▸ What is expected: Pull every "visits" line out of the data below.

▸ Stored rows:
----

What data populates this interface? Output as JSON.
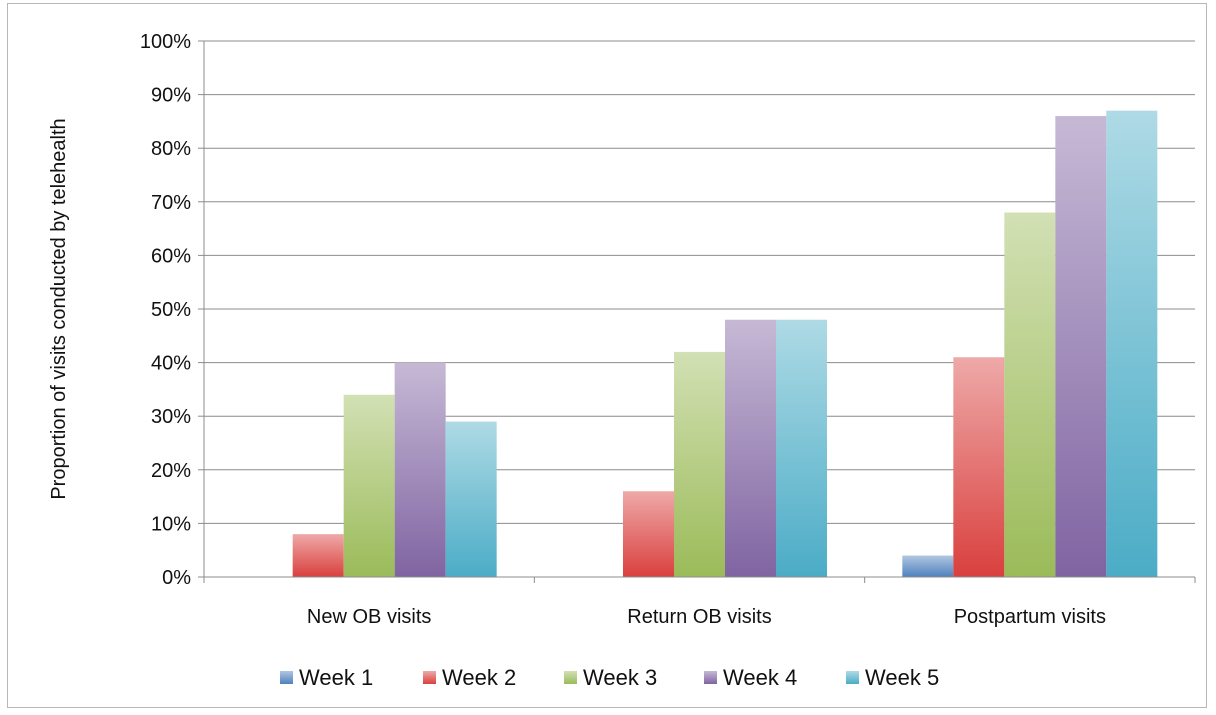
{
  "chart_data": {
    "type": "bar",
    "title": "",
    "xlabel": "",
    "ylabel": "Proportion of visits conducted by telehealth",
    "ylim": [
      0,
      100
    ],
    "ytick_format": "percent",
    "yticks": [
      "0%",
      "10%",
      "20%",
      "30%",
      "40%",
      "50%",
      "60%",
      "70%",
      "80%",
      "90%",
      "100%"
    ],
    "grid": true,
    "legend_position": "bottom",
    "categories": [
      "New OB visits",
      "Return OB visits",
      "Postpartum visits"
    ],
    "series": [
      {
        "name": "Week 1",
        "color": "#4f81bd",
        "values": [
          0,
          0,
          4
        ]
      },
      {
        "name": "Week 2",
        "color": "#d9403e",
        "values": [
          8,
          16,
          41
        ]
      },
      {
        "name": "Week 3",
        "color": "#9bbb59",
        "values": [
          34,
          42,
          68
        ]
      },
      {
        "name": "Week 4",
        "color": "#8064a2",
        "values": [
          40,
          48,
          86
        ]
      },
      {
        "name": "Week 5",
        "color": "#4bacc6",
        "values": [
          29,
          48,
          87
        ]
      }
    ]
  }
}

----

▸ Exercise answer:
    "ylabel": "Proportion of visits conducted by telehealth",
      "New OB visits",
      "Return OB visits",
      "Postpartum visits"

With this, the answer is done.